### [The exercise]
Copy all lines below containing "title".

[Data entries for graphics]

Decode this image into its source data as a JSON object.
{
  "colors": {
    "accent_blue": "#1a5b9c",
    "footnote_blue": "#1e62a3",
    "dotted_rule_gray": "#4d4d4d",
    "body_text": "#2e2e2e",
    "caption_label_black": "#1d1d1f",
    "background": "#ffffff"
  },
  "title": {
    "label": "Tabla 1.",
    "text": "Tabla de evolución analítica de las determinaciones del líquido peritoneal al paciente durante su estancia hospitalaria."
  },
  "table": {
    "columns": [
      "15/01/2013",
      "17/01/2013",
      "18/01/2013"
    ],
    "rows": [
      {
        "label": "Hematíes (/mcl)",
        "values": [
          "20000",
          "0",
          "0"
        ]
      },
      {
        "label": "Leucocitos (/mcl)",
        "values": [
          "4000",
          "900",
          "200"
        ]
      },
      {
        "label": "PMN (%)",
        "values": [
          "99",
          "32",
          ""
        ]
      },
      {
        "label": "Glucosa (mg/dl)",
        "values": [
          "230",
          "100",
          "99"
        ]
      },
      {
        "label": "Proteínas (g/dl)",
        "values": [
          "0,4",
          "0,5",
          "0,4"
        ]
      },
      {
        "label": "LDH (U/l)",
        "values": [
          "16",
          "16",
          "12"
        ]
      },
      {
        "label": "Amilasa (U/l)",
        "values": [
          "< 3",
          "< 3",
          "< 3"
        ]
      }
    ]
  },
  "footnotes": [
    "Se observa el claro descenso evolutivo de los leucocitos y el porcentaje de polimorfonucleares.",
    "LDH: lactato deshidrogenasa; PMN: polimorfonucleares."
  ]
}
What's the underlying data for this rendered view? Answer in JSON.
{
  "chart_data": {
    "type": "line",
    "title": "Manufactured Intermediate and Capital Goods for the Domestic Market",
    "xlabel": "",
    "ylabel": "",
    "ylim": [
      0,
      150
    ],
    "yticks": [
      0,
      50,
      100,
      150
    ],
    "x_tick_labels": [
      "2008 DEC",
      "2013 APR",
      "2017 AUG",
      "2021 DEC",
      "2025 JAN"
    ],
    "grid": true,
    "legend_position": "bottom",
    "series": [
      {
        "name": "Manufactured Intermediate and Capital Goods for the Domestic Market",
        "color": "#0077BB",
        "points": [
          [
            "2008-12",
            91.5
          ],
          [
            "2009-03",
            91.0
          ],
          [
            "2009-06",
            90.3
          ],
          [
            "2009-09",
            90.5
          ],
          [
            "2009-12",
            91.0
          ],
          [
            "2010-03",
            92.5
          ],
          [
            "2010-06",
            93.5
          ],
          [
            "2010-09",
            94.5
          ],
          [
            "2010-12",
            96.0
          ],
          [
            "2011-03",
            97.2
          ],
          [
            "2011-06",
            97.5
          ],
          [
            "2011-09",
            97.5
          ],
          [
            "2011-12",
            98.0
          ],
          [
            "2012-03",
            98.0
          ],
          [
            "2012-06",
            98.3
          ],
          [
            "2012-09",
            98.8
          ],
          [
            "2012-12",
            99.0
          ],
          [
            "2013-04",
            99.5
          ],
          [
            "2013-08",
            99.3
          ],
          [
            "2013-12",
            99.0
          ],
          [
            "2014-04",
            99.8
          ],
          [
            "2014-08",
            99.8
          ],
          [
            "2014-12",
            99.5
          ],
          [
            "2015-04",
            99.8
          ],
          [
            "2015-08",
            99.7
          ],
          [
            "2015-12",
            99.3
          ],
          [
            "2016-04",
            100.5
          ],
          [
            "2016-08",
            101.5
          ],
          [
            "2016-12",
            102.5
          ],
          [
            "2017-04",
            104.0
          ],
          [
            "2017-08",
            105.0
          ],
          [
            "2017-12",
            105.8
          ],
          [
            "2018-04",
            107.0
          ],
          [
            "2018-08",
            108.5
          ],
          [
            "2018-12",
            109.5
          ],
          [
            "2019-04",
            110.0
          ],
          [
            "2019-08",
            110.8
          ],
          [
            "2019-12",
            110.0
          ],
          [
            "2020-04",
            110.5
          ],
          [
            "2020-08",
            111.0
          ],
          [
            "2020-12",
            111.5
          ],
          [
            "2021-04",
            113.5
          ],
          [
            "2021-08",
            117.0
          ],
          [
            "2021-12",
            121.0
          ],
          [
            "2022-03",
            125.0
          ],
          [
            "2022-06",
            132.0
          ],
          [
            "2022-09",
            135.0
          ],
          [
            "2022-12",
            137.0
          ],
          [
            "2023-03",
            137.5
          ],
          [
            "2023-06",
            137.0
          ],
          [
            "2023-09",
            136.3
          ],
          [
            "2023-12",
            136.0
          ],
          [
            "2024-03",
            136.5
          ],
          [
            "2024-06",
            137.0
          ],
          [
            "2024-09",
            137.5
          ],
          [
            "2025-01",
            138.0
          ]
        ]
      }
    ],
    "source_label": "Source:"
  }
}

### [Completed exercise]
  "title": {
    "title": "Manufactured Intermediate and Capital Goods for the Domestic Market",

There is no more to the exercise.